--- begin Extract provided ---
If, for example, BMW _did_ become an extremely successful car manufacturer to the point where they were capturing >80% of the market, would they suddenly no longer be allowed to bundle their own entertainment system with their cars?
No, they would be able to bundle their own entertainment system with their cars, but they would not be able to force anyone else who wants to use their engines in their cars to bundle the entertainment system as well, as a contractual precondition to be able to use those engines.
Of course the size of the company and the market dominance comes into play here. It's not a monopoly if people can go elsewhere to get their engines, it is if there is only one realistic choice of supplier (Android).
I don't love this ruling (and I probably disagree with it, but I haven't read the whole decision or the laws in question yet, and as an American, am not 100% clear on EU precedent so I'm somewhat withholding judgment), but yes, in most cases, anti-monopoly laws only apply when a company becomes large enough. In the US, it's actually explicit - monopolies can actually only exist if they are using their status to impact pricing/consumer choice, which necessitates size.
Yes? When you’re in a dominant position in a market you’re subjected to a different set of rules. This is to help keep even a captured market competitive.
> They're a part of the same suite of apps that provide the "Android experience". They manifestly have a profound connection with each other.
Fire OS and my personal phone which is running a Google-free version of LineageOS would like to have a word.
> And if we just go around clubbing everything coarsely, why does my BMW have a BMW entertainment system?
BMW doesn't have a dominant market position it could abuse. Neither does Apple or any other company that Google is commonly compared to in these discussions.
Somehow these false-equivalences seem to be most common among people trying to push the "unfair fine" narrative.
On top of that you claim that because there are other companies/products that are in breach of the law - at least according to your misreading of it - this somehow makes the word of the law less clear cut in this case. Which just doesn't make any sense.
Let me throw your own words back at you: "you are not really thinking about it [your arguments] much."
> Fire OS and my personal phone which is running a Google-free version of LineageOS would like to have a word.
--- end Extract provided ---
● **Instruction 1**:
Translate this sentence from the antitrust discussion into Spanish: "This is to help keep even a captured market competitive."
● **Instruction 2**:
Answer these questions from the antitrust discussion, marking each answer with the same letter:
(a) What share of the market does the BMW hypothetical imagine the company capturing?
(b) What is named as the only realistic choice of supplier?
(c) What is the commenter's personal phone running?
● **Instruction 3**:
Retype the part of the antitrust discussion that begins at the words "No, they would" and stops after the words "of supplier (Android).".
--- begin Provided data ---
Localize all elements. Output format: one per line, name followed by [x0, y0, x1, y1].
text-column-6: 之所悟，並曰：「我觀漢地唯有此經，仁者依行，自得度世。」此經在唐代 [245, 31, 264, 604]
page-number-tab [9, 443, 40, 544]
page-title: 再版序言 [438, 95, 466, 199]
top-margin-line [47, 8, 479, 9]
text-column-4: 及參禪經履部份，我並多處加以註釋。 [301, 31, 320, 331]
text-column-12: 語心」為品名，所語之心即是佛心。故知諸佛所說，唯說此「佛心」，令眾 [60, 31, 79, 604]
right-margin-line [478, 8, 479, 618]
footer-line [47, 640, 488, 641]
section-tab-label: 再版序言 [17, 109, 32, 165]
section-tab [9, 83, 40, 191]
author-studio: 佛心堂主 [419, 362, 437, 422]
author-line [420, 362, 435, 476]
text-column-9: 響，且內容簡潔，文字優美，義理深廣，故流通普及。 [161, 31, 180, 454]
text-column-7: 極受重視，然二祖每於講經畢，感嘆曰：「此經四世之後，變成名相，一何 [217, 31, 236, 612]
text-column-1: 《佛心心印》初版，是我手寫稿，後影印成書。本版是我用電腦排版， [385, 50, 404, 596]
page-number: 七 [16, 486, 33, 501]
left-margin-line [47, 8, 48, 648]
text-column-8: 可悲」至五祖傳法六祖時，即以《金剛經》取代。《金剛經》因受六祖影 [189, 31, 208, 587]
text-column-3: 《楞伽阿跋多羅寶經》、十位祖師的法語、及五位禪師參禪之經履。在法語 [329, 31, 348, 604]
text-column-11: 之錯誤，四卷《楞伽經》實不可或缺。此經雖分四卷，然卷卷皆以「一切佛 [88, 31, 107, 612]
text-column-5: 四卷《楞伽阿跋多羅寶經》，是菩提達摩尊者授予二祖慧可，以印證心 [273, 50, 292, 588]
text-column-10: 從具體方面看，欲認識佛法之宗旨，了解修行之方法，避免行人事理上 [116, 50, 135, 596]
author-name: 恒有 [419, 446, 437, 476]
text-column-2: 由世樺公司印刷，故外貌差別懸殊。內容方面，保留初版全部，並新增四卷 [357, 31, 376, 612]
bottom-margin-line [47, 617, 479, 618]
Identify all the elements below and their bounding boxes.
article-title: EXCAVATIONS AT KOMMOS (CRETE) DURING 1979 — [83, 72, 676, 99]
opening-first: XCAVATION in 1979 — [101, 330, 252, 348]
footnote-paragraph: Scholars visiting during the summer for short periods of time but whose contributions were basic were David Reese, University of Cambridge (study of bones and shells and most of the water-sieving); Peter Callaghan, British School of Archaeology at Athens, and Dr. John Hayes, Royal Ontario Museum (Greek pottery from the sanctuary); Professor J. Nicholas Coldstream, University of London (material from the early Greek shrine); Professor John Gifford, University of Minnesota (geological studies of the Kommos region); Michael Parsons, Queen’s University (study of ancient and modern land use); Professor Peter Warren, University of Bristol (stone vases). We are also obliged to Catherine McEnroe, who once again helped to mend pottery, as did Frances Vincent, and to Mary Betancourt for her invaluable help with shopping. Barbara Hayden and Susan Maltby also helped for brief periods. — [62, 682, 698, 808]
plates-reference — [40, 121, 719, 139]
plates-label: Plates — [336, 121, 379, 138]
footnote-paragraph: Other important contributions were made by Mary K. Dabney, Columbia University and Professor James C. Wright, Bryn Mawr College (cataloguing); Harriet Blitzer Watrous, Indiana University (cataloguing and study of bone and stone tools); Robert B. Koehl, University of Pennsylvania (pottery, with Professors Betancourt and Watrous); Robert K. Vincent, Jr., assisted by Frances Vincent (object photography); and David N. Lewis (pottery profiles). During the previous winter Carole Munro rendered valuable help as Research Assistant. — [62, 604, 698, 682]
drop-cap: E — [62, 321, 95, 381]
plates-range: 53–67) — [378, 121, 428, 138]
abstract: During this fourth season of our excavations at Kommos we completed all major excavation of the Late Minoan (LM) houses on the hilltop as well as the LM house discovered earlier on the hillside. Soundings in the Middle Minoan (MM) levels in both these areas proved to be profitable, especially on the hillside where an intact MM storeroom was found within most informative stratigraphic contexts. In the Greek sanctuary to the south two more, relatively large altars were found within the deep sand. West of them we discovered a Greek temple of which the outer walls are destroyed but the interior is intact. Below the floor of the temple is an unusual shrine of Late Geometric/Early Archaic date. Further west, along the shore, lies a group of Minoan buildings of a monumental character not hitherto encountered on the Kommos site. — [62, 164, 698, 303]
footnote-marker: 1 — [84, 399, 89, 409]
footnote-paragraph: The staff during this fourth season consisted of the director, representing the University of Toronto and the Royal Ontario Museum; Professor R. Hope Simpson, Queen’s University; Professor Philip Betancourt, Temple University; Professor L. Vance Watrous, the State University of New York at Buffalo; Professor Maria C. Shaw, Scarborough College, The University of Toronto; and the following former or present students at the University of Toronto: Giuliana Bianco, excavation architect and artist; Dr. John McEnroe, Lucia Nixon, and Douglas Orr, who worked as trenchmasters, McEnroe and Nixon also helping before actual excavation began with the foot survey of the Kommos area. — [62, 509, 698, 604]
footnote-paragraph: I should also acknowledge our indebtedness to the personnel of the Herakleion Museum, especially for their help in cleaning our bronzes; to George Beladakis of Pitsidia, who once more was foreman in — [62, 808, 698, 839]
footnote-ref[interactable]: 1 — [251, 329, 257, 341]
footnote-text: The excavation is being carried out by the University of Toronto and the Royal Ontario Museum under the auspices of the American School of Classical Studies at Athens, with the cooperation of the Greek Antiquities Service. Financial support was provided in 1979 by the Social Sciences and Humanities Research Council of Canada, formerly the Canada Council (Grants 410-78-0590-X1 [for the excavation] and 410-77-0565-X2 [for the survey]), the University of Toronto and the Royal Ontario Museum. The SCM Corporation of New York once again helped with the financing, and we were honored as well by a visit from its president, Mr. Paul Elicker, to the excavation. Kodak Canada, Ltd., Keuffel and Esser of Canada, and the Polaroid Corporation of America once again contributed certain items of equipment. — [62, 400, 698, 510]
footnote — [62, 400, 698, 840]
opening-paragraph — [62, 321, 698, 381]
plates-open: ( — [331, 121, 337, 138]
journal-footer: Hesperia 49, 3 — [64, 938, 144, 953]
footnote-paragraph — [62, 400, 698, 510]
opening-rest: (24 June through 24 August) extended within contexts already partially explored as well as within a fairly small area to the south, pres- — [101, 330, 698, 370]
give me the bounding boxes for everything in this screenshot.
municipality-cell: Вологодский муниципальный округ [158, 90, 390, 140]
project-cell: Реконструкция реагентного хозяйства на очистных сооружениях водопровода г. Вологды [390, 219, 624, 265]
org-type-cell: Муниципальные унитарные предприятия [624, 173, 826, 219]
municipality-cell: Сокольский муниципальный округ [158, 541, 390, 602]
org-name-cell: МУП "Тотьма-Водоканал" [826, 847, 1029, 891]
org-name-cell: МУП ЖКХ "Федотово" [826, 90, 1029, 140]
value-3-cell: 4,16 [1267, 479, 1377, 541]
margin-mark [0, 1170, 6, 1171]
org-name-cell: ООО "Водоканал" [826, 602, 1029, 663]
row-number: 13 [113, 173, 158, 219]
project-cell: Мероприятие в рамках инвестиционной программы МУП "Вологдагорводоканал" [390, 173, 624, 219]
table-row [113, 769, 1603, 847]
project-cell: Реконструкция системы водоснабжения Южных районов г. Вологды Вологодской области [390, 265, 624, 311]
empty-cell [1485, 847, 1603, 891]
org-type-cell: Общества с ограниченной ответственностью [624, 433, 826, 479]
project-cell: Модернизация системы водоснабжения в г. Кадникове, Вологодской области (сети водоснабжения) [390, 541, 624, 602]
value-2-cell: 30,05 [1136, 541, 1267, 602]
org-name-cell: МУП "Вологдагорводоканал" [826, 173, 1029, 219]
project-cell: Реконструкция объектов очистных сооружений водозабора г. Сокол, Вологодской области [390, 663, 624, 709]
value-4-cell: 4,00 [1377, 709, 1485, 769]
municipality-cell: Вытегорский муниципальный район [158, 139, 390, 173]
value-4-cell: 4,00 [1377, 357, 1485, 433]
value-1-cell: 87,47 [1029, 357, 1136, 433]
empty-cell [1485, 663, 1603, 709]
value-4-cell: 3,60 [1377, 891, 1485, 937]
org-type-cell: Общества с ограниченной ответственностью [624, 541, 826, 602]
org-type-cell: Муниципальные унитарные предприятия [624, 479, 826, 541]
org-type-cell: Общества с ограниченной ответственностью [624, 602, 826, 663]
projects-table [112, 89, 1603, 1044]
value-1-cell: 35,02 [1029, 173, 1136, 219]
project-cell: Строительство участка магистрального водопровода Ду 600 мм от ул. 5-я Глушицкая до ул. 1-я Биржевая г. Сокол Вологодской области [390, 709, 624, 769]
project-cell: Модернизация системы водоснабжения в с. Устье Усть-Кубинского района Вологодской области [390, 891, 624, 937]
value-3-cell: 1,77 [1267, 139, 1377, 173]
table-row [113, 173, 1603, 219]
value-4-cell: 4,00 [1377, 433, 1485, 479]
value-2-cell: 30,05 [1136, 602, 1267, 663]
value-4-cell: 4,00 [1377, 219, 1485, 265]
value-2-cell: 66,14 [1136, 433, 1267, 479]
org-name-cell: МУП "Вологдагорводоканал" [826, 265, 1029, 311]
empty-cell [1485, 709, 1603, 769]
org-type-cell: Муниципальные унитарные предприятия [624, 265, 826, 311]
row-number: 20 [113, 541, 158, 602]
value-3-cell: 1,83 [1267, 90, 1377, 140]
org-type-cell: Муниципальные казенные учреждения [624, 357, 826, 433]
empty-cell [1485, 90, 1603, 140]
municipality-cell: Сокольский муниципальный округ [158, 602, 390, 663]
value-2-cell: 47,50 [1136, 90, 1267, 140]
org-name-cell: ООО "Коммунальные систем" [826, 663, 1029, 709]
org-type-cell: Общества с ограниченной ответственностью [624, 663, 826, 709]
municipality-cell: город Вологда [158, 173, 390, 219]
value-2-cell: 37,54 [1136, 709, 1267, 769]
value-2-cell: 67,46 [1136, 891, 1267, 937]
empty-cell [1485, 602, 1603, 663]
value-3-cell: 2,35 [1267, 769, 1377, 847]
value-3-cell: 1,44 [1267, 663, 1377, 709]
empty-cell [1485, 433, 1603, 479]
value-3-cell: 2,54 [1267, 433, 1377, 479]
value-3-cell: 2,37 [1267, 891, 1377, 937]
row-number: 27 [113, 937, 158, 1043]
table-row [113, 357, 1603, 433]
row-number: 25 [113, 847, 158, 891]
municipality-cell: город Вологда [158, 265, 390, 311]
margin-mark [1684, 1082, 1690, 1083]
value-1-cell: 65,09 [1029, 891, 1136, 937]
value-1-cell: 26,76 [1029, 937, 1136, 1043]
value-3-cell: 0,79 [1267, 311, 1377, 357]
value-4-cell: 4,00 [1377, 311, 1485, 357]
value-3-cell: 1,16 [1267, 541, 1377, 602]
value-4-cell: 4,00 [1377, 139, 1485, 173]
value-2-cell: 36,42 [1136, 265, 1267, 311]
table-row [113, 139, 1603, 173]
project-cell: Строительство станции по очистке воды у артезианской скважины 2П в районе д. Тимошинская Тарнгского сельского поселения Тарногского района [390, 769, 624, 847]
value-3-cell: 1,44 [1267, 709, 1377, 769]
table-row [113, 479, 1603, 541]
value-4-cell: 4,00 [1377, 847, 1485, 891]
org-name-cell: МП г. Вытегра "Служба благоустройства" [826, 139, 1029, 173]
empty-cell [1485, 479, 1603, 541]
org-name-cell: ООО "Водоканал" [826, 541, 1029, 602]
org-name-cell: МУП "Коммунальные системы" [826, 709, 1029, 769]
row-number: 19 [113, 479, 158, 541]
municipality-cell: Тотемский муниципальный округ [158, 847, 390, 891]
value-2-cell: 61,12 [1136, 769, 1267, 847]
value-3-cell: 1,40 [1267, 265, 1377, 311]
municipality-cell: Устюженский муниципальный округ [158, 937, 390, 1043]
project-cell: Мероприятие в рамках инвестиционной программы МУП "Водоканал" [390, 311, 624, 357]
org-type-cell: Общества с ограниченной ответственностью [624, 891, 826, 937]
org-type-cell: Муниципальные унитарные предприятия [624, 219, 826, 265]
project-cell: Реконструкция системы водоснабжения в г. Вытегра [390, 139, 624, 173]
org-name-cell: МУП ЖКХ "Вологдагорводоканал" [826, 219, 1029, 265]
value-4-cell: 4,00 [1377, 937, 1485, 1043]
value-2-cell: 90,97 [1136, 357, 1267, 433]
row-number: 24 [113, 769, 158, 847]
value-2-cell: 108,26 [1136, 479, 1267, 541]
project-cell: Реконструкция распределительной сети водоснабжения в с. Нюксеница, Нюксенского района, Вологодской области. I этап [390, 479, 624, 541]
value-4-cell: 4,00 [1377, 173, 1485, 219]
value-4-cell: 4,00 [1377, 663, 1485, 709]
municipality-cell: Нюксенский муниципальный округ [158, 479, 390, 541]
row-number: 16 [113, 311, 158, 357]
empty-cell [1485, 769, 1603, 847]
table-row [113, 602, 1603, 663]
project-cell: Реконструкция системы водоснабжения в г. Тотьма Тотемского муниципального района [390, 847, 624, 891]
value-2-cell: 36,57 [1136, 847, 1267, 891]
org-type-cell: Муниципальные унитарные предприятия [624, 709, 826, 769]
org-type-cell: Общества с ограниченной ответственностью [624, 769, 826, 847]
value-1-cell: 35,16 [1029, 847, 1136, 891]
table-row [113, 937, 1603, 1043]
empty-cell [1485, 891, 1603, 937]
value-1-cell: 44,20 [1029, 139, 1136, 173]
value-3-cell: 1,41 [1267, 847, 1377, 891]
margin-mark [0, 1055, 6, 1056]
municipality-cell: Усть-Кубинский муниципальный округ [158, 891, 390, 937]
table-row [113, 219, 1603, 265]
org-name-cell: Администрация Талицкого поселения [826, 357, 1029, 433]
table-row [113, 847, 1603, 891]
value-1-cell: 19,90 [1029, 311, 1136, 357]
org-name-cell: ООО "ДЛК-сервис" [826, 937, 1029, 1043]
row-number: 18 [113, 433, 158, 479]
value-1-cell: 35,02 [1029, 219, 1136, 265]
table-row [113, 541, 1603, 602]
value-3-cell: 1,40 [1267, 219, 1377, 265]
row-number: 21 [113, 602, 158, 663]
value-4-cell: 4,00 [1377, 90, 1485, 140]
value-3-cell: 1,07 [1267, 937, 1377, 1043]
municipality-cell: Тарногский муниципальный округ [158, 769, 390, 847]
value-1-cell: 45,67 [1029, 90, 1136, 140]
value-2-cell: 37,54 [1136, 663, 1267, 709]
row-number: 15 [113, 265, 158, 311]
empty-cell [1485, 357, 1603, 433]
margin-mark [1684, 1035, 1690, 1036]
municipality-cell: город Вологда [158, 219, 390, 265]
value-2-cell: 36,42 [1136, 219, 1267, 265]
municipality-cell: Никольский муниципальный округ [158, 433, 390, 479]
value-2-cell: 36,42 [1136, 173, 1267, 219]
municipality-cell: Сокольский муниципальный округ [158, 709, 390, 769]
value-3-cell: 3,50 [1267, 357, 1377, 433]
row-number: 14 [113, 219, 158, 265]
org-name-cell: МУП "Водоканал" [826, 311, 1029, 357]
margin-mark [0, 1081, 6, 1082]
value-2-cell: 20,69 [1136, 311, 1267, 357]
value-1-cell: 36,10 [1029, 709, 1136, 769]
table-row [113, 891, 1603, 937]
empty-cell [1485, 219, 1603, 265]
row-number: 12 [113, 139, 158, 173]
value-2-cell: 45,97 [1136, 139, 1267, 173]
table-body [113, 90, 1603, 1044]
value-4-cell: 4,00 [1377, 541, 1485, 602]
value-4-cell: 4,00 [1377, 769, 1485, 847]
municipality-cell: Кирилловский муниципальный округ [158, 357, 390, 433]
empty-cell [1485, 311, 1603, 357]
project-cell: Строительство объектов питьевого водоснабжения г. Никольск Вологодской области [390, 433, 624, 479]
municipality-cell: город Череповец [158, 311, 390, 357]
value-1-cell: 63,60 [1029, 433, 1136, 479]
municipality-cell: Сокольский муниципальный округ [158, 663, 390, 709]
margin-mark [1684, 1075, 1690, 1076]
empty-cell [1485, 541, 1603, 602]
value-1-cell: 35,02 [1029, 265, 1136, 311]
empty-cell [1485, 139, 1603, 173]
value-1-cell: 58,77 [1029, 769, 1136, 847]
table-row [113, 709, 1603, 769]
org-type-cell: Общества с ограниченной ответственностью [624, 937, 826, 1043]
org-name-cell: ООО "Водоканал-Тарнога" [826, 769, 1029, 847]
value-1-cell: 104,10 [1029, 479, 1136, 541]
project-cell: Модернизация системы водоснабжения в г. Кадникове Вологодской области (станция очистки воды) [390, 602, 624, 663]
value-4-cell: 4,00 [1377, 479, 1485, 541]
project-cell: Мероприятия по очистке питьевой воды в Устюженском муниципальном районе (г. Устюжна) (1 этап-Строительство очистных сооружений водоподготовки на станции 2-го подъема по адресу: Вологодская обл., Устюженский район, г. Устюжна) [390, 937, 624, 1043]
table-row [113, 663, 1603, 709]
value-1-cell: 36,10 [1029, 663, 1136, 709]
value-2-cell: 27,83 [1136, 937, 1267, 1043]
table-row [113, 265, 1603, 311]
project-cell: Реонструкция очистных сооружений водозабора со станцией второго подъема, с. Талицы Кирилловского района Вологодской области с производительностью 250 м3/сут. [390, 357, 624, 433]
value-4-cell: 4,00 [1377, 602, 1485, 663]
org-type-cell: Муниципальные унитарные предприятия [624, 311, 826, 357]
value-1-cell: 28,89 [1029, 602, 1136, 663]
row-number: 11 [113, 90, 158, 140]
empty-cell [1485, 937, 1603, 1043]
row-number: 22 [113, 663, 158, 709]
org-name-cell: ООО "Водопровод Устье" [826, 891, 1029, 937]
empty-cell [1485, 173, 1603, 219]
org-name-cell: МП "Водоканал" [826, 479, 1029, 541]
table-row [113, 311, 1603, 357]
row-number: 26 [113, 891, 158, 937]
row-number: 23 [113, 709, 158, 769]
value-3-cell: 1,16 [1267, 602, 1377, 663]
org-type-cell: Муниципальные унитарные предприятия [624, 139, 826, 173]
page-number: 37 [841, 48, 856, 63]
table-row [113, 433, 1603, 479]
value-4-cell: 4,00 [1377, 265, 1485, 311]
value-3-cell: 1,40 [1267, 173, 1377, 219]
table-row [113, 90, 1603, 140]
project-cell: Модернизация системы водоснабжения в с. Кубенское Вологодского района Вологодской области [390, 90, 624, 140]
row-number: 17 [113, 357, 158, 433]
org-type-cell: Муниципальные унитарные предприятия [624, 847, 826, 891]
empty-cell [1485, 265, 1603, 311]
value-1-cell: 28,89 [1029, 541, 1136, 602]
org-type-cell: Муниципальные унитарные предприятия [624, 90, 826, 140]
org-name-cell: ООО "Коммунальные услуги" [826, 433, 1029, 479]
--- end Provided data ---
● **Finished answer 1**:
Esto sirve para ayudar a mantener competitivo incluso un mercado cautivo.

● **Finished answer 2**:
(a) More than 80% of the market.
(b) Android.
(c) A Google-free version of LineageOS.

● **Finished answer 3**:
No, they would be able to bundle their own entertainment system with their cars, but they would not be able to force anyone else who wants to use their engines in their cars to bundle the entertainment system as well, as a contractual precondition to be able to use those engines.
Of course the size of the company and the market dominance comes into play here. It's not a monopoly if people can go elsewhere to get their engines, it is if there is only one realistic choice of supplier (Android).